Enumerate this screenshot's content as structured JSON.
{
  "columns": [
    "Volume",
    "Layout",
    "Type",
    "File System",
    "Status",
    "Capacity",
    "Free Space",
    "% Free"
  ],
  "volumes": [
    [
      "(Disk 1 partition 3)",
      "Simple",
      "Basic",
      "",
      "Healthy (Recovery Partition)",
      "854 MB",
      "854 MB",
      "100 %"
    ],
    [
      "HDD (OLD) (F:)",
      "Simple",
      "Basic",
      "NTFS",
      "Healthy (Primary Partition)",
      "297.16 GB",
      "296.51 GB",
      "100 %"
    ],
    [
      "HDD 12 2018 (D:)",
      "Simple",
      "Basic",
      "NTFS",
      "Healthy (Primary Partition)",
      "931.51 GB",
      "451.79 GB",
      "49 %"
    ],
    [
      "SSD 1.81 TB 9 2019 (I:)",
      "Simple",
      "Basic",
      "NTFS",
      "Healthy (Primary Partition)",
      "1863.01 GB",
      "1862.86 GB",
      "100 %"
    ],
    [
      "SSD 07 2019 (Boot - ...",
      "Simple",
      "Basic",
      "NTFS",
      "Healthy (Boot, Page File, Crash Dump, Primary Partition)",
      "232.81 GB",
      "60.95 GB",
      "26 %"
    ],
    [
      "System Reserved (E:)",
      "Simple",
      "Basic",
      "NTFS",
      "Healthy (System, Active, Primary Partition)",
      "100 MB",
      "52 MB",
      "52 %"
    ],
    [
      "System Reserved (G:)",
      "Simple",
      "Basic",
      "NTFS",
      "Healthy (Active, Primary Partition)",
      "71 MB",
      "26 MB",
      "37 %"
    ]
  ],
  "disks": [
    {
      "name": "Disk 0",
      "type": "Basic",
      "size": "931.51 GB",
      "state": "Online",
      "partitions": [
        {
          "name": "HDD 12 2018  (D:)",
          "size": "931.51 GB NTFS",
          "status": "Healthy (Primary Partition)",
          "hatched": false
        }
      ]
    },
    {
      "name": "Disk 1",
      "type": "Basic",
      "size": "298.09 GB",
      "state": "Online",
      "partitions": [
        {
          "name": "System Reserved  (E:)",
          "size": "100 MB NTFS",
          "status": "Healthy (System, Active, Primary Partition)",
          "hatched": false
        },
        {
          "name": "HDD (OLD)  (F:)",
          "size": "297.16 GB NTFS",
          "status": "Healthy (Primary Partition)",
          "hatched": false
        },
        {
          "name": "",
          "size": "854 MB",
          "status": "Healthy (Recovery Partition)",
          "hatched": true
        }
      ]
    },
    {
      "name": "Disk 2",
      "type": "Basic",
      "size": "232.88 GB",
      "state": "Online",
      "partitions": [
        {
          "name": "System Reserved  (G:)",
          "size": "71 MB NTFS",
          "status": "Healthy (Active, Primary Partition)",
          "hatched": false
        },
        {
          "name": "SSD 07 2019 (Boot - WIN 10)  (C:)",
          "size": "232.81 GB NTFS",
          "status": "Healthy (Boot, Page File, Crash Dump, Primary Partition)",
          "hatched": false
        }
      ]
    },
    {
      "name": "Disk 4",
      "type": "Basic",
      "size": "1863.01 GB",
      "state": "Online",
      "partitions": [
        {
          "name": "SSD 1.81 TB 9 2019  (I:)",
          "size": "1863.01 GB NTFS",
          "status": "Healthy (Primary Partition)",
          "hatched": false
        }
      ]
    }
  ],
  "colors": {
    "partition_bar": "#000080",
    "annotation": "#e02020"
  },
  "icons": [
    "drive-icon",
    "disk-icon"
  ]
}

* * * * * * *

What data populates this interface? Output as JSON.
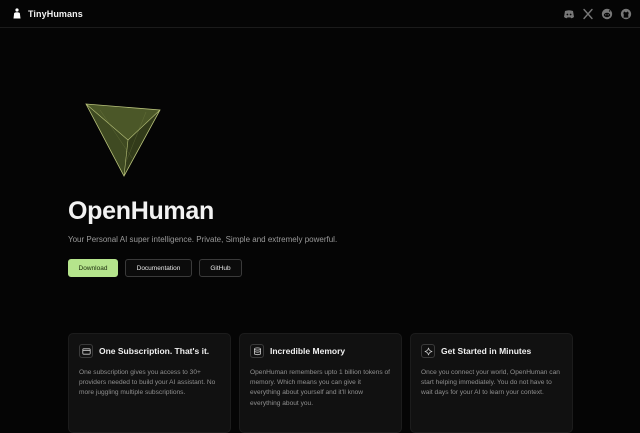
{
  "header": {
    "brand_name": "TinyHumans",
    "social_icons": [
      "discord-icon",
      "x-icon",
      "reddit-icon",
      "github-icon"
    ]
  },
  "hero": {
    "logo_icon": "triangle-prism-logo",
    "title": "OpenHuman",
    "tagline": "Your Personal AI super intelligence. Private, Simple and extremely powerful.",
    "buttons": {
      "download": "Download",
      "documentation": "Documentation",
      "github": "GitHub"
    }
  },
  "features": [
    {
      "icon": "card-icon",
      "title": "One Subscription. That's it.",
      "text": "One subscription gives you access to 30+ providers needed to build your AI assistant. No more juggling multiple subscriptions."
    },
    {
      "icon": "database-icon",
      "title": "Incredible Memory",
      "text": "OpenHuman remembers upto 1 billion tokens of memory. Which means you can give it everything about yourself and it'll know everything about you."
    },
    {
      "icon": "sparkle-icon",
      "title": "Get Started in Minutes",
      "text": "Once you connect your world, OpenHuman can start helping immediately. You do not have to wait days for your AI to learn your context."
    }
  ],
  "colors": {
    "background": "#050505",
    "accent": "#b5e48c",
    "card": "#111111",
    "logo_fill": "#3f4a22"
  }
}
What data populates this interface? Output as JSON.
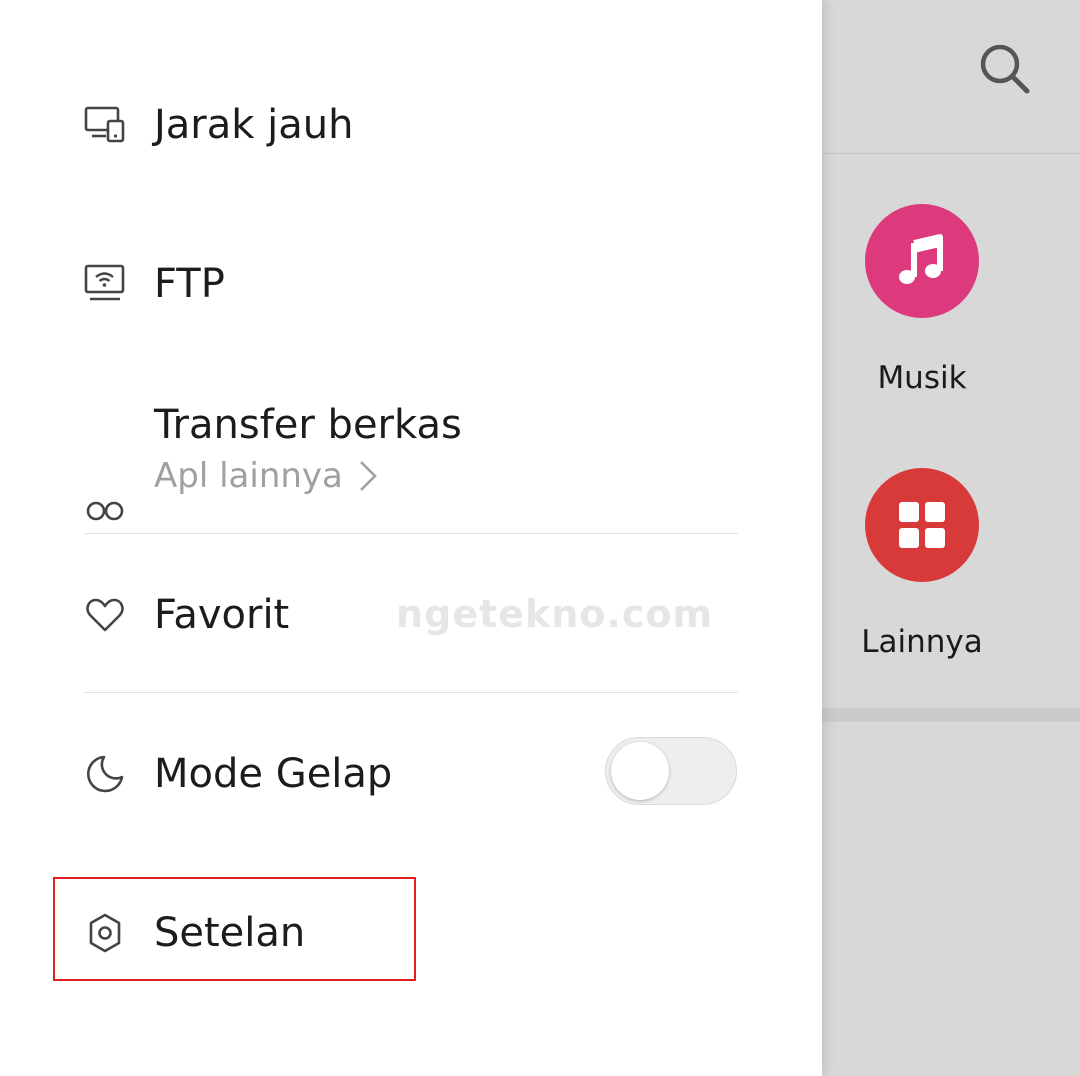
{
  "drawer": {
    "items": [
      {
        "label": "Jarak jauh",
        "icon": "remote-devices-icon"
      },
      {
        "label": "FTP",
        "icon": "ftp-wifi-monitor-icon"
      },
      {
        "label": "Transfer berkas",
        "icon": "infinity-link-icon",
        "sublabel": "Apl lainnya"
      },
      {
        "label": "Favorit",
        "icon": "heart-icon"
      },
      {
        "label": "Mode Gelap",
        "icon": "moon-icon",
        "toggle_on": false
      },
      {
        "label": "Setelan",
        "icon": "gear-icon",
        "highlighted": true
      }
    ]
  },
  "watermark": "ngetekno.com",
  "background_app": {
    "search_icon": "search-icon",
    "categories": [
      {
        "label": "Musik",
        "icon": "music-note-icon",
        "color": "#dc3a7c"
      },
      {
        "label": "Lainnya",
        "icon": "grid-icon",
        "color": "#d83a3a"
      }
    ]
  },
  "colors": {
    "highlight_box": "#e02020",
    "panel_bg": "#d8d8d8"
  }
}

* * * * * * *

_Aim of the task_:
What is the number of lines in the listing that contain the string "Dump"? Reply with that number alone.

_Finished answer_:
2